▶ Problem: Gather all lines with "matin" from the records.

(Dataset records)

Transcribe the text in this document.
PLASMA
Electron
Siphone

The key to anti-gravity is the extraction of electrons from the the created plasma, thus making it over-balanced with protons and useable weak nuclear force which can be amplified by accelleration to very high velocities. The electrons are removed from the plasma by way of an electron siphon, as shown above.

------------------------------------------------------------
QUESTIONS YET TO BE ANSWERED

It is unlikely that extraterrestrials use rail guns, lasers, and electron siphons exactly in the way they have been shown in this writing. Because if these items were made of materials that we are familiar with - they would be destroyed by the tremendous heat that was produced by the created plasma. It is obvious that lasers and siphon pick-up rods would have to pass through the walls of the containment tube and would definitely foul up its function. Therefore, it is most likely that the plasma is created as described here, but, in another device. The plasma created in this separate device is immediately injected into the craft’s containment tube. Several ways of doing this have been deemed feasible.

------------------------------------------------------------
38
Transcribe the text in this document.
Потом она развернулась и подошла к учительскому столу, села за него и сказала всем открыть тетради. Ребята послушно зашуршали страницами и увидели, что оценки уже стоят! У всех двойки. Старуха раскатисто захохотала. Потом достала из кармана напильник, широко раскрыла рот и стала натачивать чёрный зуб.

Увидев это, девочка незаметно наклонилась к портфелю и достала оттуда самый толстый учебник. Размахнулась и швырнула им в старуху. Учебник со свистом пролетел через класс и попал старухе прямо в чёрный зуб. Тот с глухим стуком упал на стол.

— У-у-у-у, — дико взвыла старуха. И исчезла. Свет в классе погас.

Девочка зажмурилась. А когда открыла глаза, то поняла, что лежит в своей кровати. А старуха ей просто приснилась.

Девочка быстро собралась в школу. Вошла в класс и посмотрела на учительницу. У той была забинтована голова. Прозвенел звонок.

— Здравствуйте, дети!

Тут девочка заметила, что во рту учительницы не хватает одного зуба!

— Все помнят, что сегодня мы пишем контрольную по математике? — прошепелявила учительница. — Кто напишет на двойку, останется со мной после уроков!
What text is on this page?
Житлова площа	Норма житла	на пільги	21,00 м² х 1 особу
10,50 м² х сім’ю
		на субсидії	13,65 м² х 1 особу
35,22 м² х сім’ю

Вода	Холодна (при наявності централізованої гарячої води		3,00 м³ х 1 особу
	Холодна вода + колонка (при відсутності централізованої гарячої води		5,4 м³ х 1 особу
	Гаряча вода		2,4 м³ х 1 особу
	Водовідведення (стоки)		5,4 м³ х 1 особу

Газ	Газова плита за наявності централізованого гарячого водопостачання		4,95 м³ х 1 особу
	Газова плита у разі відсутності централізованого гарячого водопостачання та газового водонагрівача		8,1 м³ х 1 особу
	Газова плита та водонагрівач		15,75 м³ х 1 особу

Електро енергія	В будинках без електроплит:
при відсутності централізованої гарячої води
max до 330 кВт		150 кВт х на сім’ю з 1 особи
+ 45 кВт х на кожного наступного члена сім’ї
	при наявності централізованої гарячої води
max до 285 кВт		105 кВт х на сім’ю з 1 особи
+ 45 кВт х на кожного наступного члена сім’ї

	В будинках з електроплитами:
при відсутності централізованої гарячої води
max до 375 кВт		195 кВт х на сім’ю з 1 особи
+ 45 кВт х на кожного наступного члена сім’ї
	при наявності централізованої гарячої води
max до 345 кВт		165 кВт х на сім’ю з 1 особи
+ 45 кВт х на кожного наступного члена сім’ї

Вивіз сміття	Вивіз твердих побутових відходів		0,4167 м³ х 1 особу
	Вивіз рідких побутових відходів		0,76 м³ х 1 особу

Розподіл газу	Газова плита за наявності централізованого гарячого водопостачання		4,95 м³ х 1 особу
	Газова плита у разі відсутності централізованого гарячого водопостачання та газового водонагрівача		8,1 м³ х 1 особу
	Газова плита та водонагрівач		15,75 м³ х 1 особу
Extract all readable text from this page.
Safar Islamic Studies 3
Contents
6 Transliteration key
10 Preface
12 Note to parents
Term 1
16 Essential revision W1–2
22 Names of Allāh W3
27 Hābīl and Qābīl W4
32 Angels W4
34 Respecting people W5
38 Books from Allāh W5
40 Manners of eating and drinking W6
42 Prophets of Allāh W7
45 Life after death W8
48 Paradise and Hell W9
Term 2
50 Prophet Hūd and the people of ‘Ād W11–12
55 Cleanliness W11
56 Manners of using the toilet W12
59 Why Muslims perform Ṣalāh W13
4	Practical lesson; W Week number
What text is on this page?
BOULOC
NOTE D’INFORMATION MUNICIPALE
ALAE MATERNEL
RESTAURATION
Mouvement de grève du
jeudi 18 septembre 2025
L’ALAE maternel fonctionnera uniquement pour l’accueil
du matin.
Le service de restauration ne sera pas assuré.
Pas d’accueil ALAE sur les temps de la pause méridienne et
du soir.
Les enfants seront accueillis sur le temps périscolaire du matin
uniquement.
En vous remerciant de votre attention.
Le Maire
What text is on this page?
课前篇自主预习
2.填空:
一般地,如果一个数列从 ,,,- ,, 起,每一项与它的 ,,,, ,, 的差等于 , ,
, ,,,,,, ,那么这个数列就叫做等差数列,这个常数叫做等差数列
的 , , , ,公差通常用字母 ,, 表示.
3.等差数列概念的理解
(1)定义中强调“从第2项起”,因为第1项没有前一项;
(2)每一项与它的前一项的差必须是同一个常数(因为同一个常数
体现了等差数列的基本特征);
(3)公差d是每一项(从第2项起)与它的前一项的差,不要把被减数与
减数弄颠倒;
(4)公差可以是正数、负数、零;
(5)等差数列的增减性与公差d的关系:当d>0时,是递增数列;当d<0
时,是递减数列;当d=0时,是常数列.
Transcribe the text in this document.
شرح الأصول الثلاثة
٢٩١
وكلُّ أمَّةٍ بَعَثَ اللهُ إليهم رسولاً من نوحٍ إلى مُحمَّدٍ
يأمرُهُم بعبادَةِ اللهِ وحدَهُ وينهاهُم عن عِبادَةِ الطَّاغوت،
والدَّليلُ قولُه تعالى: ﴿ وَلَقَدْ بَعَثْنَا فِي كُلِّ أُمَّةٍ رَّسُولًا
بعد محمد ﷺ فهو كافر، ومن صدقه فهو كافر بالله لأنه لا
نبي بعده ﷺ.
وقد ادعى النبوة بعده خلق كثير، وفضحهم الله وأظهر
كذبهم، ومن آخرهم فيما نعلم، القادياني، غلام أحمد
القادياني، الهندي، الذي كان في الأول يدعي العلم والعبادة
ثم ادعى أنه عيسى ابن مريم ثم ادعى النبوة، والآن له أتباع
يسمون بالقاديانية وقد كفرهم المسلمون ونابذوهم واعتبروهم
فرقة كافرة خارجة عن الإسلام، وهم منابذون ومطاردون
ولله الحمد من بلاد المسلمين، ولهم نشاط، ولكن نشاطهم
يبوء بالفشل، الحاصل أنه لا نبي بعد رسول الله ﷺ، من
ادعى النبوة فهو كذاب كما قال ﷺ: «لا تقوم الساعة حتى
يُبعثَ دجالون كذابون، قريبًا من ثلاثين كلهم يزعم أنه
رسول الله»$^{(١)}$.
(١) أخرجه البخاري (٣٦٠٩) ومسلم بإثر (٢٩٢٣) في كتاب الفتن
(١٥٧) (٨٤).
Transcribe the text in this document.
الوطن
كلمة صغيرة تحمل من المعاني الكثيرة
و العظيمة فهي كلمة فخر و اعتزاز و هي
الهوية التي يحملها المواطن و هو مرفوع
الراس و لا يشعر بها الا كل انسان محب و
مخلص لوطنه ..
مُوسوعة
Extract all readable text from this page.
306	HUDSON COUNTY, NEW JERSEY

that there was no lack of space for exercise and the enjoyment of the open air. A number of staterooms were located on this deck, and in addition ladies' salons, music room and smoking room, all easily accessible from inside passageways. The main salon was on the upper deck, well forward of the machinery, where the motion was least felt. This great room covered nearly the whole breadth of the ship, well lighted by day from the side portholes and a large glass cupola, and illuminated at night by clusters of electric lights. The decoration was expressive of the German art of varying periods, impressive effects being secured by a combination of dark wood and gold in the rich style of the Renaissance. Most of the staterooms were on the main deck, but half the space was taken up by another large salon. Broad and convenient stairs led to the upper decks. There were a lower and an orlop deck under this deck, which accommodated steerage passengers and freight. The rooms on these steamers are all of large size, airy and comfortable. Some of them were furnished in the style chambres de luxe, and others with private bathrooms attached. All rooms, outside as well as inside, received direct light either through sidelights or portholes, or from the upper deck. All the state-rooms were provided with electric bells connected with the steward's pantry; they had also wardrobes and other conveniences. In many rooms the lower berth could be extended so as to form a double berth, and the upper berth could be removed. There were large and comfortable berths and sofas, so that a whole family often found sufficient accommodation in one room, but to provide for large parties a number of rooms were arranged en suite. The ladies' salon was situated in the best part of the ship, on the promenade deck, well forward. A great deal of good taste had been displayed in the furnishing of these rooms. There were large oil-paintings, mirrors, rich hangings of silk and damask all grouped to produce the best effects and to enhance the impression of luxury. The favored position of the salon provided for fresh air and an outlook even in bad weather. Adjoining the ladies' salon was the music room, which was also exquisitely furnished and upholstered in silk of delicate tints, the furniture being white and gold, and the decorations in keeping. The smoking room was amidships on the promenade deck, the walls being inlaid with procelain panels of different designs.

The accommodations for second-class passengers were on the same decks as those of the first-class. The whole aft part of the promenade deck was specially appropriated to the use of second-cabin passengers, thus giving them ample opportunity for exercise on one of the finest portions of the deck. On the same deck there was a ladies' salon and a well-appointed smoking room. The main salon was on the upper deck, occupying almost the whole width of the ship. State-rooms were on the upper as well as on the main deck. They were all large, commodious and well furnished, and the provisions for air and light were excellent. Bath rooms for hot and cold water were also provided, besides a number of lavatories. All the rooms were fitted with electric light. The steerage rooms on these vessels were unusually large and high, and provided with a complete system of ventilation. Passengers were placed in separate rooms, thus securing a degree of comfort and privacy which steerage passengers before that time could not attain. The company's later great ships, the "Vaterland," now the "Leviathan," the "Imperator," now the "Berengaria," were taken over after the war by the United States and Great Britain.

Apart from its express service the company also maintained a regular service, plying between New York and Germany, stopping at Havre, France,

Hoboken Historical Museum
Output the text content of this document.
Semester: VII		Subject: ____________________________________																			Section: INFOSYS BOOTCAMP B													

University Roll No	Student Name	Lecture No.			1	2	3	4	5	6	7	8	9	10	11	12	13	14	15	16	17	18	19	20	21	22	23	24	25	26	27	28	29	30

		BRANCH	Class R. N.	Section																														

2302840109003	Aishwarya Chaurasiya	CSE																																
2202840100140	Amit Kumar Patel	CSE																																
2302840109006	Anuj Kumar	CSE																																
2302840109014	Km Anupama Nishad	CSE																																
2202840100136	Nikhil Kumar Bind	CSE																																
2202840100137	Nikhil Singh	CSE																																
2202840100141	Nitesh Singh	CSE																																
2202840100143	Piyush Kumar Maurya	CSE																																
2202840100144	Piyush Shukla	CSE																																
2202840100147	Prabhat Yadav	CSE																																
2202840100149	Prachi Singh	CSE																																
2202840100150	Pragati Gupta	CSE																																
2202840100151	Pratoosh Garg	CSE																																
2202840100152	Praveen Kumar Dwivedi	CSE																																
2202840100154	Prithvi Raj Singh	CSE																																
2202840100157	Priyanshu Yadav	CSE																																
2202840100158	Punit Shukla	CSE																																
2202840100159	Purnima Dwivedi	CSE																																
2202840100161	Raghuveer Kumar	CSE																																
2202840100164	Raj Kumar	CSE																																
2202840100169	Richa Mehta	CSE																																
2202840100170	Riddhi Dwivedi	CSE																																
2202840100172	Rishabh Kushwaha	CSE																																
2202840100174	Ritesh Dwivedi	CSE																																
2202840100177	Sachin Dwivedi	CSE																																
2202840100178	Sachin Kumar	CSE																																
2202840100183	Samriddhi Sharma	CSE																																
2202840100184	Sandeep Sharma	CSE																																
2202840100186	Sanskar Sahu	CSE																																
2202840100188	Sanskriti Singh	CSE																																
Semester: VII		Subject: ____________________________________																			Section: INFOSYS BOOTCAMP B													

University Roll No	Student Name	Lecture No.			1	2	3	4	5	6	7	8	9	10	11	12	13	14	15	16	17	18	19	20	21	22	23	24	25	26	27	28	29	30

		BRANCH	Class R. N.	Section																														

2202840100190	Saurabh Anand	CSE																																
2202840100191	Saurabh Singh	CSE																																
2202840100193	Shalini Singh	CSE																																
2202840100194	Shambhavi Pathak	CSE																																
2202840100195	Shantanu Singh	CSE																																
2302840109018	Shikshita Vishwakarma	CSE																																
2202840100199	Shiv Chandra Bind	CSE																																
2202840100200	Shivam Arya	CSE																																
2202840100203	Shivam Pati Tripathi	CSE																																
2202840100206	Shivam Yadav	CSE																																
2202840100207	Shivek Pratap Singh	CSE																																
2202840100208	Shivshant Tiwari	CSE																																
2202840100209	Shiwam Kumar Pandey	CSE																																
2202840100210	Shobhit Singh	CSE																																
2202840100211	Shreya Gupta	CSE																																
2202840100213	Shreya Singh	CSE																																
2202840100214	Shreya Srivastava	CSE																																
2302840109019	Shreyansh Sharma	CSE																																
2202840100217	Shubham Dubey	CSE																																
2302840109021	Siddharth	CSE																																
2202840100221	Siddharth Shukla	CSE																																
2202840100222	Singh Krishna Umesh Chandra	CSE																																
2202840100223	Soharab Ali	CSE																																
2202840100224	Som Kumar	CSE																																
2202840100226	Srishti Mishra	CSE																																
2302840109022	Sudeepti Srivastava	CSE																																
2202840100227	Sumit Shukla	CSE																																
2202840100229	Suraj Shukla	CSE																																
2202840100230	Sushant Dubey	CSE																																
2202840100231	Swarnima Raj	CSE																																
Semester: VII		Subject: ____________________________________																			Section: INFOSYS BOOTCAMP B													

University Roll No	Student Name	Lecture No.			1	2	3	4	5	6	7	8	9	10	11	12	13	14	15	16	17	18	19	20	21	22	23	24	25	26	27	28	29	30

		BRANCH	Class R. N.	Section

▶ Completed task:
du matin.
Les enfants seront accueillis sur le temps périscolaire du matin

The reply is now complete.